§ **STATED EXERCISE**: Take from the listing each line that has the string "their".

Items listed in a dataset
━━━━━━━━━━━━━━━━━━━━

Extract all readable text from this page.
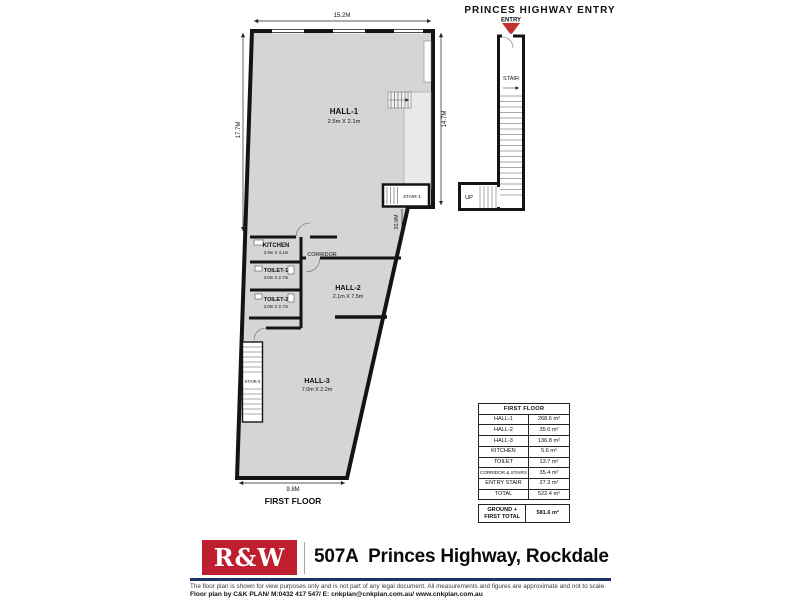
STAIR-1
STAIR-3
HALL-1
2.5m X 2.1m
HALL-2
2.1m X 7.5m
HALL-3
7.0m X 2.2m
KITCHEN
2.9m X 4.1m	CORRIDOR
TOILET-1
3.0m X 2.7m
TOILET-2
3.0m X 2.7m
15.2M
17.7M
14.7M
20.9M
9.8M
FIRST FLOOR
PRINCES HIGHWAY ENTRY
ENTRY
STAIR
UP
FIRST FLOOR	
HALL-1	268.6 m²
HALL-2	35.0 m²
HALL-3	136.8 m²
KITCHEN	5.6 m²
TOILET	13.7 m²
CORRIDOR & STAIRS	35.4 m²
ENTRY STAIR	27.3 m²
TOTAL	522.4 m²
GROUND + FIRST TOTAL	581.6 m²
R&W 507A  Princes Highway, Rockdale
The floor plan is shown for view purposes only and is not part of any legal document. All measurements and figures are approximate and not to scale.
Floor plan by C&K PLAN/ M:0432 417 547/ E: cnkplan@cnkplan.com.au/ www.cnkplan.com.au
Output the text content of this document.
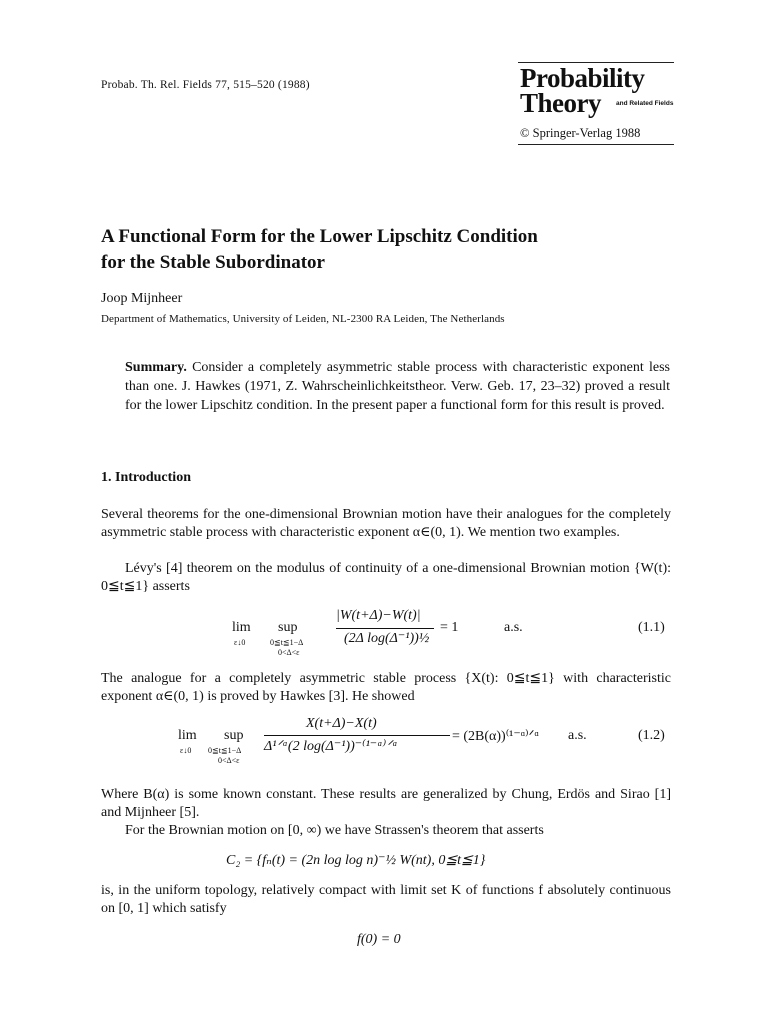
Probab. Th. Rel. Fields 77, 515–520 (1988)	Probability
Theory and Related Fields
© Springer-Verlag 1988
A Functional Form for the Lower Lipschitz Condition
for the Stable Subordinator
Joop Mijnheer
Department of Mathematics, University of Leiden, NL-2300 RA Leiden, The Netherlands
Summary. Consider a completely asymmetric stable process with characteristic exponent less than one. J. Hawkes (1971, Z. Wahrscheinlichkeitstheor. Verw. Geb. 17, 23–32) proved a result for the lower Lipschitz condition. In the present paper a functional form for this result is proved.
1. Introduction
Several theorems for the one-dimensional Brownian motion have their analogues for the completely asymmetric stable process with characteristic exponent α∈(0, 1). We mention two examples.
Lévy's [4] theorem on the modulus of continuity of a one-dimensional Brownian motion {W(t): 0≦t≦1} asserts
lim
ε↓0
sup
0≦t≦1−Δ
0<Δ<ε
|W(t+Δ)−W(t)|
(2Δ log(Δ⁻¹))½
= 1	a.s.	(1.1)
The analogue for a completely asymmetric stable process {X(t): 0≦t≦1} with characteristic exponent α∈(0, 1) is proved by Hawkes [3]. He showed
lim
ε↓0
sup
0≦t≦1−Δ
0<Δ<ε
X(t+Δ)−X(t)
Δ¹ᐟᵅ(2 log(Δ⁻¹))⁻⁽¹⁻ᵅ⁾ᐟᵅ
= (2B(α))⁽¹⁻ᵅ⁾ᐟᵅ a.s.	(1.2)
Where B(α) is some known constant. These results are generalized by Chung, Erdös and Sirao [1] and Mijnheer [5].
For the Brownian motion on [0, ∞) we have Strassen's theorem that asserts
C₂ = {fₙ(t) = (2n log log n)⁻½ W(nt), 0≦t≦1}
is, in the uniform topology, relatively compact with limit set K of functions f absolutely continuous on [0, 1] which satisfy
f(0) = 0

━━━━━━━━━━━━━━━━━━━━

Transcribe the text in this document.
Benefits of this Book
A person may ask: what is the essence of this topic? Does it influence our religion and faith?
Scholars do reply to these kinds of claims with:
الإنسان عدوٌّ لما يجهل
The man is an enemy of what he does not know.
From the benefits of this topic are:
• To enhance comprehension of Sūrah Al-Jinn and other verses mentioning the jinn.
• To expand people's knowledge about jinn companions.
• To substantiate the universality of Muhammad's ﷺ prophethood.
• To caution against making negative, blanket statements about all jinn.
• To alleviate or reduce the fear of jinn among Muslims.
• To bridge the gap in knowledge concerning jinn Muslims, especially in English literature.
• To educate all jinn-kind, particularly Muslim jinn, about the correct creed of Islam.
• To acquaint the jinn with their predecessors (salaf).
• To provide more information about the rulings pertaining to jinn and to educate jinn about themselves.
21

━━━━━━━━━━━━━━━━━━━━

§ **FINISHED TASK**:
Several theorems for the one-dimensional Brownian motion have their analogues for the completely asymmetric stable process with characteristic exponent α∈(0, 1). We mention two examples.
• To acquaint the jinn with their predecessors (salaf).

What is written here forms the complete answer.